Work to complete — Output all of the data below exactly as given.

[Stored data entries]

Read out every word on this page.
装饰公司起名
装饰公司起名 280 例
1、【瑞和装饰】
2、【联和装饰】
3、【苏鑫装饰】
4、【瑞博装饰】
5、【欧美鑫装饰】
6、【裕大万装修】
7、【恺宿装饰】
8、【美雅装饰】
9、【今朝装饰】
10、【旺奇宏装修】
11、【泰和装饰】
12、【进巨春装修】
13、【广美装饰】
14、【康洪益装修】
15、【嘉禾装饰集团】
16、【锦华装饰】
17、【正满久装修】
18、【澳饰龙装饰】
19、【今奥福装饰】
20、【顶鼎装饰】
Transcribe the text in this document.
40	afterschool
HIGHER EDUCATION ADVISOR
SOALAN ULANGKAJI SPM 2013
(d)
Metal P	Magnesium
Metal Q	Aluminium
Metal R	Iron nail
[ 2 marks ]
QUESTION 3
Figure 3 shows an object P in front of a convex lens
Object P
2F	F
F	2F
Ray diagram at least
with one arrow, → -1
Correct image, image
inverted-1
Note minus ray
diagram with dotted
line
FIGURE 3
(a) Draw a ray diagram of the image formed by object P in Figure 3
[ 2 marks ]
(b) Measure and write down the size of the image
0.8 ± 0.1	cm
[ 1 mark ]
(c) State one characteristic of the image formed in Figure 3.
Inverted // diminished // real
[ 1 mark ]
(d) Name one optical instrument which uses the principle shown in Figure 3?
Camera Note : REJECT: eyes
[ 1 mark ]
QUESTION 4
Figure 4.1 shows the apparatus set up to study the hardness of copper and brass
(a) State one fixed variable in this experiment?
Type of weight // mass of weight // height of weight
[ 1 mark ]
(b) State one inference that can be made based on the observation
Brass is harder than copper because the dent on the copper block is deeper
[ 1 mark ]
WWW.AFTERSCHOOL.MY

Exercise result —
Read out every word on this page.
装饰公司起名
装饰公司起名 280 例
1、【瑞和装饰】
2、【联和装饰】
3、【苏鑫装饰】
4、【瑞博装饰】
5、【欧美鑫装饰】
6、【裕大万装修】
7、【恺宿装饰】
8、【美雅装饰】
9、【今朝装饰】
10、【旺奇宏装修】
11、【泰和装饰】
12、【进巨春装修】
13、【广美装饰】
14、【康洪益装修】
15、【嘉禾装饰集团】
16、【锦华装饰】
17、【正满久装修】
18、【澳饰龙装饰】
19、【今奥福装饰】
20、【顶鼎装饰】
Transcribe the text in this document.
40	afterschool
HIGHER EDUCATION ADVISOR
SOALAN ULANGKAJI SPM 2013
(d)
Metal P	Magnesium
Metal Q	Aluminium
Metal R	Iron nail
[ 2 marks ]
QUESTION 3
Figure 3 shows an object P in front of a convex lens
Object P
2F	F
F	2F
Ray diagram at least
with one arrow, → -1
Correct image, image
inverted-1
Note minus ray
diagram with dotted
line
FIGURE 3
(a) Draw a ray diagram of the image formed by object P in Figure 3
[ 2 marks ]
(b) Measure and write down the size of the image
0.8 ± 0.1	cm
[ 1 mark ]
(c) State one characteristic of the image formed in Figure 3.
Inverted // diminished // real
[ 1 mark ]
(d) Name one optical instrument which uses the principle shown in Figure 3?
Camera Note : REJECT: eyes
[ 1 mark ]
QUESTION 4
Figure 4.1 shows the apparatus set up to study the hardness of copper and brass
(a) State one fixed variable in this experiment?
Type of weight // mass of weight // height of weight
[ 1 mark ]
(b) State one inference that can be made based on the observation
Brass is harder than copper because the dent on the copper block is deeper
[ 1 mark ]
WWW.AFTERSCHOOL.MY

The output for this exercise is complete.